* Start *
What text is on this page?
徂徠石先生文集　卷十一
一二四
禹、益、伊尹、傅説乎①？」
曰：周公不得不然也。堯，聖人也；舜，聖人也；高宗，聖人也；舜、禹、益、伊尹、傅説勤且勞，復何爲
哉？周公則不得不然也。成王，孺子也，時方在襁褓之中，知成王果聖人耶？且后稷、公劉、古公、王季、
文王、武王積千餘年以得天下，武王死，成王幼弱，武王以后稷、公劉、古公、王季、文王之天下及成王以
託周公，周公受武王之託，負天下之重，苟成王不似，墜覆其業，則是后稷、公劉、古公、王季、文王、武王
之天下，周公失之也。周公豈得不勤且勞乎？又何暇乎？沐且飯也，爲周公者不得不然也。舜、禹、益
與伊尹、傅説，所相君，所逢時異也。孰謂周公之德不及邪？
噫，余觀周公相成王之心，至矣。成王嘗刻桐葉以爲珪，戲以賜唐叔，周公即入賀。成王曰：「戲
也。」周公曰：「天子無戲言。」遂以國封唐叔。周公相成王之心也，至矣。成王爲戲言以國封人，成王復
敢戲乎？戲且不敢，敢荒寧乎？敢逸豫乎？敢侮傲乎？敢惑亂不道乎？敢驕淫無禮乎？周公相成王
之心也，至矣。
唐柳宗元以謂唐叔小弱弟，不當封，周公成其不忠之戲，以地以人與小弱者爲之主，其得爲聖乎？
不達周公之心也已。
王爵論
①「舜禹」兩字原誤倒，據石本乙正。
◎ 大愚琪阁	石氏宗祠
* End *
» Written instruction: Return all of the entries exactly as written.

» Exercise output:
What text is on this page?
徂徠石先生文集　卷十一
一二四
禹、益、伊尹、傅説乎①？」
曰：周公不得不然也。堯，聖人也；舜，聖人也；高宗，聖人也；舜、禹、益、伊尹、傅説勤且勞，復何爲
哉？周公則不得不然也。成王，孺子也，時方在襁褓之中，知成王果聖人耶？且后稷、公劉、古公、王季、
文王、武王積千餘年以得天下，武王死，成王幼弱，武王以后稷、公劉、古公、王季、文王之天下及成王以
託周公，周公受武王之託，負天下之重，苟成王不似，墜覆其業，則是后稷、公劉、古公、王季、文王、武王
之天下，周公失之也。周公豈得不勤且勞乎？又何暇乎？沐且飯也，爲周公者不得不然也。舜、禹、益
與伊尹、傅説，所相君，所逢時異也。孰謂周公之德不及邪？
噫，余觀周公相成王之心，至矣。成王嘗刻桐葉以爲珪，戲以賜唐叔，周公即入賀。成王曰：「戲
也。」周公曰：「天子無戲言。」遂以國封唐叔。周公相成王之心也，至矣。成王爲戲言以國封人，成王復
敢戲乎？戲且不敢，敢荒寧乎？敢逸豫乎？敢侮傲乎？敢惑亂不道乎？敢驕淫無禮乎？周公相成王
之心也，至矣。
唐柳宗元以謂唐叔小弱弟，不當封，周公成其不忠之戲，以地以人與小弱者爲之主，其得爲聖乎？
不達周公之心也已。
王爵論
①「舜禹」兩字原誤倒，據石本乙正。
◎ 大愚琪阁	石氏宗祠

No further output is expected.